--- begin Supplied information ---

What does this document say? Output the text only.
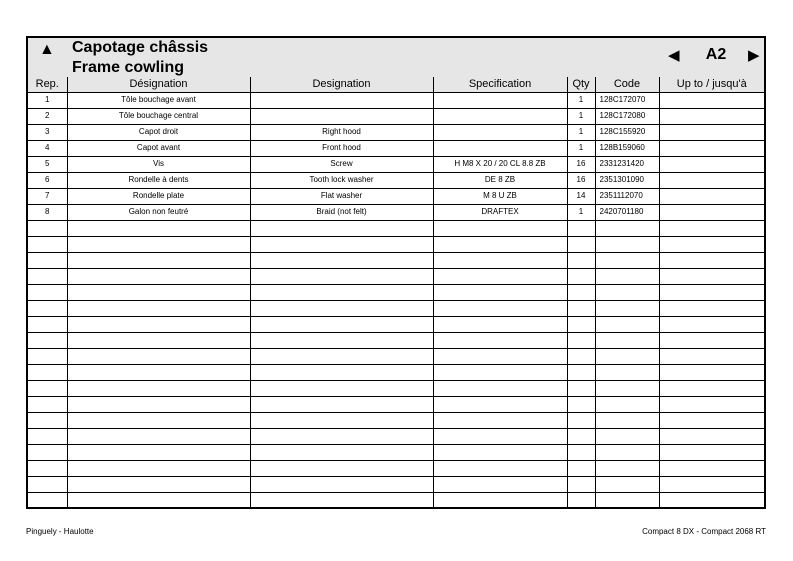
▲ Capotage châssis
Frame cowling
◀	A2	▶
Rep.	Désignation	Designation	Specification	Qty	Code	Up to / jusqu'à
1	Tôle bouchage avant			1	128C172070	
2	Tôle bouchage central			1	128C172080	
3	Capot droit	Right hood		1	128C155920	
4	Capot avant	Front hood		1	128B159060	
5	Vis	Screw	H M8 X 20 / 20 CL 8.8 ZB	16	2331231420	
6	Rondelle à dents	Tooth lock washer	DE 8 ZB	16	2351301090	
7	Rondelle plate	Flat washer	M 8 U ZB	14	2351112070	
8	Galon non feutré	Braid (not felt)	DRAFTEX	1	2420701180	

Pinguely - Haulotte	Compact 8 DX - Compact 2068 RT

--- end Supplied information ---

▶ _Directions_
Reproduce the records, all of them, word for word; omit the pictures.

▶ _Answer_
What does this document say? Output the text only.
▲ Capotage châssis
Frame cowling
◀	A2	▶
Rep.	Désignation	Designation	Specification	Qty	Code	Up to / jusqu'à
1	Tôle bouchage avant			1	128C172070	
2	Tôle bouchage central			1	128C172080	
3	Capot droit	Right hood		1	128C155920	
4	Capot avant	Front hood		1	128B159060	
5	Vis	Screw	H M8 X 20 / 20 CL 8.8 ZB	16	2331231420	
6	Rondelle à dents	Tooth lock washer	DE 8 ZB	16	2351301090	
7	Rondelle plate	Flat washer	M 8 U ZB	14	2351112070	
8	Galon non feutré	Braid (not felt)	DRAFTEX	1	2420701180	

Pinguely - Haulotte	Compact 8 DX - Compact 2068 RT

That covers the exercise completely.